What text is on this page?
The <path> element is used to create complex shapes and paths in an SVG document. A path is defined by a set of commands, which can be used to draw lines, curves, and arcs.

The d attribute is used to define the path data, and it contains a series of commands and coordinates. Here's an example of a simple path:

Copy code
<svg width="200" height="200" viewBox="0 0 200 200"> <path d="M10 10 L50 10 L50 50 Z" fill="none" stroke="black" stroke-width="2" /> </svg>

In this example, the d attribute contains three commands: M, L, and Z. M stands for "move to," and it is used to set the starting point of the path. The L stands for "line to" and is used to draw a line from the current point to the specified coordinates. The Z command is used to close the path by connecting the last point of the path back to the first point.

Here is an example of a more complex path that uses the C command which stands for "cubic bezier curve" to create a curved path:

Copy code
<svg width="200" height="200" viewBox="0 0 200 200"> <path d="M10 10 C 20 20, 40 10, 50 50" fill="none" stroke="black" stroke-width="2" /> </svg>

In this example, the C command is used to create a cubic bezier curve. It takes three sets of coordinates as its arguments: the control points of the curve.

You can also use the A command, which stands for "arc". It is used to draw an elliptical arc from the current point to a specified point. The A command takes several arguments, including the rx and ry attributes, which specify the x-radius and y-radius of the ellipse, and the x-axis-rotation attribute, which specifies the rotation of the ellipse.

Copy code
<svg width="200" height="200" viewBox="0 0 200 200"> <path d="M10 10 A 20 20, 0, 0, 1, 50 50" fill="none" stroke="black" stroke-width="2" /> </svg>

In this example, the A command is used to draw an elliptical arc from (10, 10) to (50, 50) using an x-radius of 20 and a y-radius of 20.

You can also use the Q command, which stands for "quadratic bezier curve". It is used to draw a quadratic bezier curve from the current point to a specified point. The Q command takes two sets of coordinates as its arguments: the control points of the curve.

########

Work to be completed >>
Write out the entries above once more, without altering anything.

Worked solution >>
What text is on this page?
The <path> element is used to create complex shapes and paths in an SVG document. A path is defined by a set of commands, which can be used to draw lines, curves, and arcs.

The d attribute is used to define the path data, and it contains a series of commands and coordinates. Here's an example of a simple path:

Copy code
<svg width="200" height="200" viewBox="0 0 200 200"> <path d="M10 10 L50 10 L50 50 Z" fill="none" stroke="black" stroke-width="2" /> </svg>

In this example, the d attribute contains three commands: M, L, and Z. M stands for "move to," and it is used to set the starting point of the path. The L stands for "line to" and is used to draw a line from the current point to the specified coordinates. The Z command is used to close the path by connecting the last point of the path back to the first point.

Here is an example of a more complex path that uses the C command which stands for "cubic bezier curve" to create a curved path:

Copy code
<svg width="200" height="200" viewBox="0 0 200 200"> <path d="M10 10 C 20 20, 40 10, 50 50" fill="none" stroke="black" stroke-width="2" /> </svg>

In this example, the C command is used to create a cubic bezier curve. It takes three sets of coordinates as its arguments: the control points of the curve.

You can also use the A command, which stands for "arc". It is used to draw an elliptical arc from the current point to a specified point. The A command takes several arguments, including the rx and ry attributes, which specify the x-radius and y-radius of the ellipse, and the x-axis-rotation attribute, which specifies the rotation of the ellipse.

Copy code
<svg width="200" height="200" viewBox="0 0 200 200"> <path d="M10 10 A 20 20, 0, 0, 1, 50 50" fill="none" stroke="black" stroke-width="2" /> </svg>

In this example, the A command is used to draw an elliptical arc from (10, 10) to (50, 50) using an x-radius of 20 and a y-radius of 20.

You can also use the Q command, which stands for "quadratic bezier curve". It is used to draw a quadratic bezier curve from the current point to a specified point. The Q command takes two sets of coordinates as its arguments: the control points of the curve.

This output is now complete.